╭─ Dataset entries

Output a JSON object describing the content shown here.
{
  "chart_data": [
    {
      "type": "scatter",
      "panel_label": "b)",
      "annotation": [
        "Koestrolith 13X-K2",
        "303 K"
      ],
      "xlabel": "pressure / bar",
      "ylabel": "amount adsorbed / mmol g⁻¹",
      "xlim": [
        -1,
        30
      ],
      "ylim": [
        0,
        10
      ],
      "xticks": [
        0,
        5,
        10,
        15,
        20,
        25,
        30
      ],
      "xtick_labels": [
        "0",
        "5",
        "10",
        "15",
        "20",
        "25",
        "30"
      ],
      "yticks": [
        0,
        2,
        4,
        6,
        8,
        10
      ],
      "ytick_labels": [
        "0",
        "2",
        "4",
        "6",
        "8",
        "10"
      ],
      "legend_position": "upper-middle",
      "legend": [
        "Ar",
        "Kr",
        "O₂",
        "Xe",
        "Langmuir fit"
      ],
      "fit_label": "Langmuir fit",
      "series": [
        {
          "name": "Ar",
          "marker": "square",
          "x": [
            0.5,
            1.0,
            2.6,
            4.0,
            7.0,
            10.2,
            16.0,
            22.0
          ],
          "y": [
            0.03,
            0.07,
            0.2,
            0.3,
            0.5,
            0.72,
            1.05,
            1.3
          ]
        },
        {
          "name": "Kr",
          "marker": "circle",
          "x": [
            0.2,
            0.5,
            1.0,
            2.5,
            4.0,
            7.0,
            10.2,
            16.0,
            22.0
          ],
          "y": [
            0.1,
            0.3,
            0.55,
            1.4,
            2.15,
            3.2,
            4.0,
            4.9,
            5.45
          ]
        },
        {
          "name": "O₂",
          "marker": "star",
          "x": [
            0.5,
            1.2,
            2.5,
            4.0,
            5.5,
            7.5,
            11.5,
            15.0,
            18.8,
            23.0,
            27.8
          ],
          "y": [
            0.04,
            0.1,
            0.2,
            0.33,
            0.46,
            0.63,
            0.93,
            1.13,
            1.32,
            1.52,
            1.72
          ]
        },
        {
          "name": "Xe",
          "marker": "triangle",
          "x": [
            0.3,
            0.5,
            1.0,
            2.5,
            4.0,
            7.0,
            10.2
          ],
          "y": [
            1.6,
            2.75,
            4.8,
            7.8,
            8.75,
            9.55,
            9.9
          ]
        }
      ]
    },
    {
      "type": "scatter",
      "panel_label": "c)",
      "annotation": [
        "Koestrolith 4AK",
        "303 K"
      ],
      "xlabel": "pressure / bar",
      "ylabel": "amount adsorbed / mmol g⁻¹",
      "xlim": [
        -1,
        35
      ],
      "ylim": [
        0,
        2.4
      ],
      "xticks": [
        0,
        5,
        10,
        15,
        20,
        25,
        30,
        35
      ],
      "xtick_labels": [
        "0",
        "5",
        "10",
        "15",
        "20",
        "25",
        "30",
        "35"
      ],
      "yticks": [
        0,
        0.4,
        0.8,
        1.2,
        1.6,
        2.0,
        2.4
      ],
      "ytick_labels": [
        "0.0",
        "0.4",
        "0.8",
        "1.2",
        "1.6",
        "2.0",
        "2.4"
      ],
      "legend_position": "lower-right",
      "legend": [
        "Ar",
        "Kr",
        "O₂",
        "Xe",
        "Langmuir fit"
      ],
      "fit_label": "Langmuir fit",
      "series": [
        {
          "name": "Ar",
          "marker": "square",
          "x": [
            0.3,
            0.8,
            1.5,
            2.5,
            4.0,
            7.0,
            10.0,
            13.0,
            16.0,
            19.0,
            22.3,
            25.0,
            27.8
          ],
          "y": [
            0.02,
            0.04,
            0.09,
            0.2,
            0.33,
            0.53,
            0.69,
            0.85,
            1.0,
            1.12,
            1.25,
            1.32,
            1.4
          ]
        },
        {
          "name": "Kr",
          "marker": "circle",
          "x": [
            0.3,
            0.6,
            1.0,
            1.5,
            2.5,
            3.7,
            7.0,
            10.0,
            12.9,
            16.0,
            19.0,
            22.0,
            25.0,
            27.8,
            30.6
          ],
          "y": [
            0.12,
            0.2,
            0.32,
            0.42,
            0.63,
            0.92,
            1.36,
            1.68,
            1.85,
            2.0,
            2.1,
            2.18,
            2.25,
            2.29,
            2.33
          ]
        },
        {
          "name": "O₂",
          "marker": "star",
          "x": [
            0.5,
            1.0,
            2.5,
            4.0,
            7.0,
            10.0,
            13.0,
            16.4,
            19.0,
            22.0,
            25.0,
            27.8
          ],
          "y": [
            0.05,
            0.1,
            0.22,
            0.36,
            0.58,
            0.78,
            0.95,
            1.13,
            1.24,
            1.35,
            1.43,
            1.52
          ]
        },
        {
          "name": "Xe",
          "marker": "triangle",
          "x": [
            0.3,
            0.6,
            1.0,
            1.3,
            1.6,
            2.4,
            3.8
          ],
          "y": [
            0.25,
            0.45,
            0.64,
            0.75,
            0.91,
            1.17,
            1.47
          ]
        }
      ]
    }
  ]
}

╰─

Copy out all the entries shown above, character for character.

Output a JSON object describing the content shown here.
{
  "chart_data": [
    {
      "type": "scatter",
      "panel_label": "b)",
      "annotation": [
        "Koestrolith 13X-K2",
        "303 K"
      ],
      "xlabel": "pressure / bar",
      "ylabel": "amount adsorbed / mmol g⁻¹",
      "xlim": [
        -1,
        30
      ],
      "ylim": [
        0,
        10
      ],
      "xticks": [
        0,
        5,
        10,
        15,
        20,
        25,
        30
      ],
      "xtick_labels": [
        "0",
        "5",
        "10",
        "15",
        "20",
        "25",
        "30"
      ],
      "yticks": [
        0,
        2,
        4,
        6,
        8,
        10
      ],
      "ytick_labels": [
        "0",
        "2",
        "4",
        "6",
        "8",
        "10"
      ],
      "legend_position": "upper-middle",
      "legend": [
        "Ar",
        "Kr",
        "O₂",
        "Xe",
        "Langmuir fit"
      ],
      "fit_label": "Langmuir fit",
      "series": [
        {
          "name": "Ar",
          "marker": "square",
          "x": [
            0.5,
            1.0,
            2.6,
            4.0,
            7.0,
            10.2,
            16.0,
            22.0
          ],
          "y": [
            0.03,
            0.07,
            0.2,
            0.3,
            0.5,
            0.72,
            1.05,
            1.3
          ]
        },
        {
          "name": "Kr",
          "marker": "circle",
          "x": [
            0.2,
            0.5,
            1.0,
            2.5,
            4.0,
            7.0,
            10.2,
            16.0,
            22.0
          ],
          "y": [
            0.1,
            0.3,
            0.55,
            1.4,
            2.15,
            3.2,
            4.0,
            4.9,
            5.45
          ]
        },
        {
          "name": "O₂",
          "marker": "star",
          "x": [
            0.5,
            1.2,
            2.5,
            4.0,
            5.5,
            7.5,
            11.5,
            15.0,
            18.8,
            23.0,
            27.8
          ],
          "y": [
            0.04,
            0.1,
            0.2,
            0.33,
            0.46,
            0.63,
            0.93,
            1.13,
            1.32,
            1.52,
            1.72
          ]
        },
        {
          "name": "Xe",
          "marker": "triangle",
          "x": [
            0.3,
            0.5,
            1.0,
            2.5,
            4.0,
            7.0,
            10.2
          ],
          "y": [
            1.6,
            2.75,
            4.8,
            7.8,
            8.75,
            9.55,
            9.9
          ]
        }
      ]
    },
    {
      "type": "scatter",
      "panel_label": "c)",
      "annotation": [
        "Koestrolith 4AK",
        "303 K"
      ],
      "xlabel": "pressure / bar",
      "ylabel": "amount adsorbed / mmol g⁻¹",
      "xlim": [
        -1,
        35
      ],
      "ylim": [
        0,
        2.4
      ],
      "xticks": [
        0,
        5,
        10,
        15,
        20,
        25,
        30,
        35
      ],
      "xtick_labels": [
        "0",
        "5",
        "10",
        "15",
        "20",
        "25",
        "30",
        "35"
      ],
      "yticks": [
        0,
        0.4,
        0.8,
        1.2,
        1.6,
        2.0,
        2.4
      ],
      "ytick_labels": [
        "0.0",
        "0.4",
        "0.8",
        "1.2",
        "1.6",
        "2.0",
        "2.4"
      ],
      "legend_position": "lower-right",
      "legend": [
        "Ar",
        "Kr",
        "O₂",
        "Xe",
        "Langmuir fit"
      ],
      "fit_label": "Langmuir fit",
      "series": [
        {
          "name": "Ar",
          "marker": "square",
          "x": [
            0.3,
            0.8,
            1.5,
            2.5,
            4.0,
            7.0,
            10.0,
            13.0,
            16.0,
            19.0,
            22.3,
            25.0,
            27.8
          ],
          "y": [
            0.02,
            0.04,
            0.09,
            0.2,
            0.33,
            0.53,
            0.69,
            0.85,
            1.0,
            1.12,
            1.25,
            1.32,
            1.4
          ]
        },
        {
          "name": "Kr",
          "marker": "circle",
          "x": [
            0.3,
            0.6,
            1.0,
            1.5,
            2.5,
            3.7,
            7.0,
            10.0,
            12.9,
            16.0,
            19.0,
            22.0,
            25.0,
            27.8,
            30.6
          ],
          "y": [
            0.12,
            0.2,
            0.32,
            0.42,
            0.63,
            0.92,
            1.36,
            1.68,
            1.85,
            2.0,
            2.1,
            2.18,
            2.25,
            2.29,
            2.33
          ]
        },
        {
          "name": "O₂",
          "marker": "star",
          "x": [
            0.5,
            1.0,
            2.5,
            4.0,
            7.0,
            10.0,
            13.0,
            16.4,
            19.0,
            22.0,
            25.0,
            27.8
          ],
          "y": [
            0.05,
            0.1,
            0.22,
            0.36,
            0.58,
            0.78,
            0.95,
            1.13,
            1.24,
            1.35,
            1.43,
            1.52
          ]
        },
        {
          "name": "Xe",
          "marker": "triangle",
          "x": [
            0.3,
            0.6,
            1.0,
            1.3,
            1.6,
            2.4,
            3.8
          ],
          "y": [
            0.25,
            0.45,
            0.64,
            0.75,
            0.91,
            1.17,
            1.47
          ]
        }
      ]
    }
  ]
}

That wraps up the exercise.